(Problem description) Restate all the material verbatim, except for the pictures.

(Dataset entries on figures)
'''
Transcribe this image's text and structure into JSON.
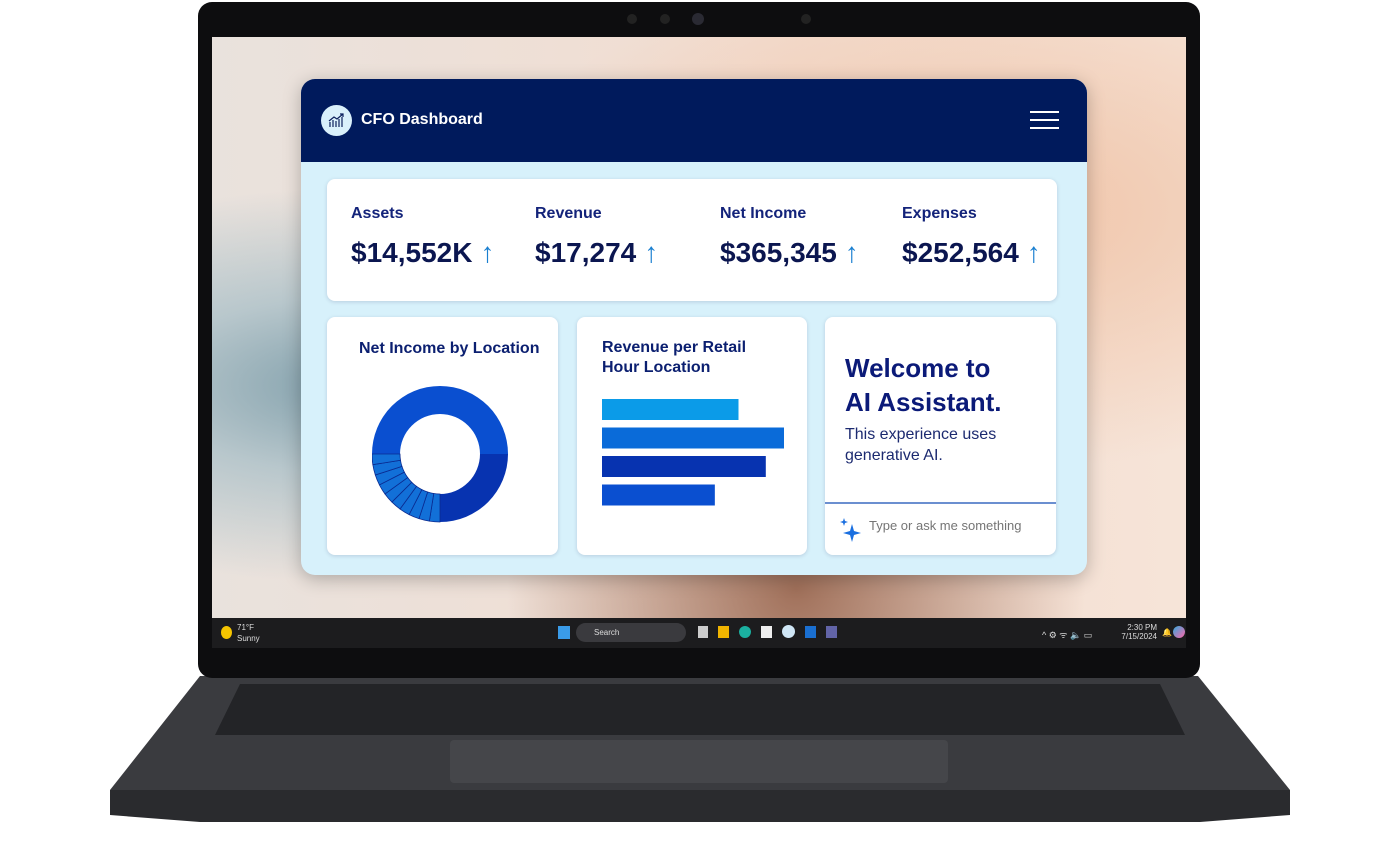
{
  "app": {
    "title": "CFO Dashboard",
    "logo_icon": "chart-trend-icon",
    "menu_icon": "hamburger-icon"
  },
  "kpis": [
    {
      "label": "Assets",
      "value": "$14,552K",
      "trend": "↑"
    },
    {
      "label": "Revenue",
      "value": "$17,274",
      "trend": "↑"
    },
    {
      "label": "Net Income",
      "value": "$365,345",
      "trend": "↑"
    },
    {
      "label": "Expenses",
      "value": "$252,564",
      "trend": "↑"
    }
  ],
  "chart_data": [
    {
      "type": "pie",
      "title": "Net Income by Location",
      "donut": true,
      "slices": [
        0.5,
        0.25,
        0.025,
        0.025,
        0.025,
        0.025,
        0.025,
        0.025,
        0.025,
        0.025,
        0.025,
        0.025
      ],
      "colors": [
        "#0a4fd0",
        "#0733b0",
        "#1270d8"
      ]
    },
    {
      "type": "bar",
      "orientation": "horizontal",
      "title": "Revenue per Retail Hour Location",
      "title_lines": [
        "Revenue per Retail",
        "Hour Location"
      ],
      "values": [
        0.75,
        1.0,
        0.9,
        0.62
      ],
      "colors": [
        "#0b9be8",
        "#0a6bd9",
        "#0733b0",
        "#0a4fd0"
      ]
    }
  ],
  "assistant": {
    "title_lines": [
      "Welcome to",
      "AI Assistant."
    ],
    "subtitle_lines": [
      "This experience uses",
      "generative AI."
    ],
    "placeholder": "Type or ask me something",
    "icon": "sparkle-icon"
  },
  "taskbar": {
    "weather_temp": "71°F",
    "weather_desc": "Sunny",
    "search": "Search",
    "time": "2:30 PM",
    "date": "7/15/2024"
  },
  "colors": {
    "header": "#001a5c",
    "body": "#d7f1fb",
    "accent": "#0a4fd0"
  }
}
'''
(Answer to the task)
Transcribe this image's text and structure into JSON.
{
  "app": {
    "title": "CFO Dashboard",
    "logo_icon": "chart-trend-icon",
    "menu_icon": "hamburger-icon"
  },
  "kpis": [
    {
      "label": "Assets",
      "value": "$14,552K",
      "trend": "↑"
    },
    {
      "label": "Revenue",
      "value": "$17,274",
      "trend": "↑"
    },
    {
      "label": "Net Income",
      "value": "$365,345",
      "trend": "↑"
    },
    {
      "label": "Expenses",
      "value": "$252,564",
      "trend": "↑"
    }
  ],
  "chart_data": [
    {
      "type": "pie",
      "title": "Net Income by Location",
      "donut": true,
      "slices": [
        0.5,
        0.25,
        0.025,
        0.025,
        0.025,
        0.025,
        0.025,
        0.025,
        0.025,
        0.025,
        0.025,
        0.025
      ],
      "colors": [
        "#0a4fd0",
        "#0733b0",
        "#1270d8"
      ]
    },
    {
      "type": "bar",
      "orientation": "horizontal",
      "title": "Revenue per Retail Hour Location",
      "title_lines": [
        "Revenue per Retail",
        "Hour Location"
      ],
      "values": [
        0.75,
        1.0,
        0.9,
        0.62
      ],
      "colors": [
        "#0b9be8",
        "#0a6bd9",
        "#0733b0",
        "#0a4fd0"
      ]
    }
  ],
  "assistant": {
    "title_lines": [
      "Welcome to",
      "AI Assistant."
    ],
    "subtitle_lines": [
      "This experience uses",
      "generative AI."
    ],
    "placeholder": "Type or ask me something",
    "icon": "sparkle-icon"
  },
  "taskbar": {
    "weather_temp": "71°F",
    "weather_desc": "Sunny",
    "search": "Search",
    "time": "2:30 PM",
    "date": "7/15/2024"
  },
  "colors": {
    "header": "#001a5c",
    "body": "#d7f1fb",
    "accent": "#0a4fd0"
  }
}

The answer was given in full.